Task requirements:
Output each entry exactly; skip nothing.

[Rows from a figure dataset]
*****
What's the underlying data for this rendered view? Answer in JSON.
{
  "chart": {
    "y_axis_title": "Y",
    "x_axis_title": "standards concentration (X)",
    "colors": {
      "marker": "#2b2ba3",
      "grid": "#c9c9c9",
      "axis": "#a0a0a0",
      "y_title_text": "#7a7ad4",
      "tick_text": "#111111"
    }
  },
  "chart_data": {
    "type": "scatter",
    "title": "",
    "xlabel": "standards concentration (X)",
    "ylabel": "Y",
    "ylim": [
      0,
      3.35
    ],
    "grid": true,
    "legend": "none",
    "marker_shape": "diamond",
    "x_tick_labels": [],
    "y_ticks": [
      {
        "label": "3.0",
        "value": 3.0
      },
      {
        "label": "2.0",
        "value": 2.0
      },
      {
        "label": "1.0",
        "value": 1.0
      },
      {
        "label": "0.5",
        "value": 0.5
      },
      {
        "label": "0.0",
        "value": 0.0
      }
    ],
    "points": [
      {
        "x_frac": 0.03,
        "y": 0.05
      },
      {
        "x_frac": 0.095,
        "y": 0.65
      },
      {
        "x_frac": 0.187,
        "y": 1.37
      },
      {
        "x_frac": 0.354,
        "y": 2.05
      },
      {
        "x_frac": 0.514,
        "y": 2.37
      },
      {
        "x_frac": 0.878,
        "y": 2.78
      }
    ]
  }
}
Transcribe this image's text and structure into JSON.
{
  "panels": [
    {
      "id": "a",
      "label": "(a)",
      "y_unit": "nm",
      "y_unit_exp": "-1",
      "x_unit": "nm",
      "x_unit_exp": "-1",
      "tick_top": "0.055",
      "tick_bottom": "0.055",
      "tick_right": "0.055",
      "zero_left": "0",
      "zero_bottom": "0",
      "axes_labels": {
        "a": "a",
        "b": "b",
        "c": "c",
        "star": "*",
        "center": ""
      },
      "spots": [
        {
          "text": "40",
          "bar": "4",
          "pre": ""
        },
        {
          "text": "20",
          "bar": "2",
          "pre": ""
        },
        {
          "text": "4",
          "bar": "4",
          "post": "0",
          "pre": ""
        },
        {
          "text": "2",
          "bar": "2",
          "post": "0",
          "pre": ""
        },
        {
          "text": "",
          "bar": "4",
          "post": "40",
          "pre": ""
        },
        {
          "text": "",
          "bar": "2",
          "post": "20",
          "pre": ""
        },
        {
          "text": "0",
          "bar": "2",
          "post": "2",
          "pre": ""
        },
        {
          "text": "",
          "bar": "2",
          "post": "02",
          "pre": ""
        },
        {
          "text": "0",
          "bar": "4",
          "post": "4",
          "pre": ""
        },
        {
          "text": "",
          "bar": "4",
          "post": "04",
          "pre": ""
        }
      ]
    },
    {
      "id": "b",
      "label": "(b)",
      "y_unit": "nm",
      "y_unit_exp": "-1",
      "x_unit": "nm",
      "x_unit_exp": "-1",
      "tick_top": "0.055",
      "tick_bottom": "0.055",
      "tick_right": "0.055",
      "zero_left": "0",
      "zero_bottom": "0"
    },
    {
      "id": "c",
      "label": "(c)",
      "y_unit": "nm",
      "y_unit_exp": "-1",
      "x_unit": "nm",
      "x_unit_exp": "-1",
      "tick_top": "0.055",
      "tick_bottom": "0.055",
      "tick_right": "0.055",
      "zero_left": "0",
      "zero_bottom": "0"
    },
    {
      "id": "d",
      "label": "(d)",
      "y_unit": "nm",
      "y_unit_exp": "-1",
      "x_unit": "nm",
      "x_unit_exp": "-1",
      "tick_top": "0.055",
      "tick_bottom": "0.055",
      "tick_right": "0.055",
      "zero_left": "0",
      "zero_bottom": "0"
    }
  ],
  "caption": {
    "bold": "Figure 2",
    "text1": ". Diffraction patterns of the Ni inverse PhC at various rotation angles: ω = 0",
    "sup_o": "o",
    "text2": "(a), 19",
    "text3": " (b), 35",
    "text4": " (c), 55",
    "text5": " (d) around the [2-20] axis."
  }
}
*****
Written solution:
What's the underlying data for this rendered view? Answer in JSON.
{
  "chart": {
    "y_axis_title": "Y",
    "x_axis_title": "standards concentration (X)",
    "colors": {
      "marker": "#2b2ba3",
      "grid": "#c9c9c9",
      "axis": "#a0a0a0",
      "y_title_text": "#7a7ad4",
      "tick_text": "#111111"
    }
  },
  "chart_data": {
    "type": "scatter",
    "title": "",
    "xlabel": "standards concentration (X)",
    "ylabel": "Y",
    "ylim": [
      0,
      3.35
    ],
    "grid": true,
    "legend": "none",
    "marker_shape": "diamond",
    "x_tick_labels": [],
    "y_ticks": [
      {
        "label": "3.0",
        "value": 3.0
      },
      {
        "label": "2.0",
        "value": 2.0
      },
      {
        "label": "1.0",
        "value": 1.0
      },
      {
        "label": "0.5",
        "value": 0.5
      },
      {
        "label": "0.0",
        "value": 0.0
      }
    ],
    "points": [
      {
        "x_frac": 0.03,
        "y": 0.05
      },
      {
        "x_frac": 0.095,
        "y": 0.65
      },
      {
        "x_frac": 0.187,
        "y": 1.37
      },
      {
        "x_frac": 0.354,
        "y": 2.05
      },
      {
        "x_frac": 0.514,
        "y": 2.37
      },
      {
        "x_frac": 0.878,
        "y": 2.78
      }
    ]
  }
}
Transcribe this image's text and structure into JSON.
{
  "panels": [
    {
      "id": "a",
      "label": "(a)",
      "y_unit": "nm",
      "y_unit_exp": "-1",
      "x_unit": "nm",
      "x_unit_exp": "-1",
      "tick_top": "0.055",
      "tick_bottom": "0.055",
      "tick_right": "0.055",
      "zero_left": "0",
      "zero_bottom": "0",
      "axes_labels": {
        "a": "a",
        "b": "b",
        "c": "c",
        "star": "*",
        "center": ""
      },
      "spots": [
        {
          "text": "40",
          "bar": "4",
          "pre": ""
        },
        {
          "text": "20",
          "bar": "2",
          "pre": ""
        },
        {
          "text": "4",
          "bar": "4",
          "post": "0",
          "pre": ""
        },
        {
          "text": "2",
          "bar": "2",
          "post": "0",
          "pre": ""
        },
        {
          "text": "",
          "bar": "4",
          "post": "40",
          "pre": ""
        },
        {
          "text": "",
          "bar": "2",
          "post": "20",
          "pre": ""
        },
        {
          "text": "0",
          "bar": "2",
          "post": "2",
          "pre": ""
        },
        {
          "text": "",
          "bar": "2",
          "post": "02",
          "pre": ""
        },
        {
          "text": "0",
          "bar": "4",
          "post": "4",
          "pre": ""
        },
        {
          "text": "",
          "bar": "4",
          "post": "04",
          "pre": ""
        }
      ]
    },
    {
      "id": "b",
      "label": "(b)",
      "y_unit": "nm",
      "y_unit_exp": "-1",
      "x_unit": "nm",
      "x_unit_exp": "-1",
      "tick_top": "0.055",
      "tick_bottom": "0.055",
      "tick_right": "0.055",
      "zero_left": "0",
      "zero_bottom": "0"
    },
    {
      "id": "c",
      "label": "(c)",
      "y_unit": "nm",
      "y_unit_exp": "-1",
      "x_unit": "nm",
      "x_unit_exp": "-1",
      "tick_top": "0.055",
      "tick_bottom": "0.055",
      "tick_right": "0.055",
      "zero_left": "0",
      "zero_bottom": "0"
    },
    {
      "id": "d",
      "label": "(d)",
      "y_unit": "nm",
      "y_unit_exp": "-1",
      "x_unit": "nm",
      "x_unit_exp": "-1",
      "tick_top": "0.055",
      "tick_bottom": "0.055",
      "tick_right": "0.055",
      "zero_left": "0",
      "zero_bottom": "0"
    }
  ],
  "caption": {
    "bold": "Figure 2",
    "text1": ". Diffraction patterns of the Ni inverse PhC at various rotation angles: ω = 0",
    "sup_o": "o",
    "text2": "(a), 19",
    "text3": " (b), 35",
    "text4": " (c), 55",
    "text5": " (d) around the [2-20] axis."
  }
}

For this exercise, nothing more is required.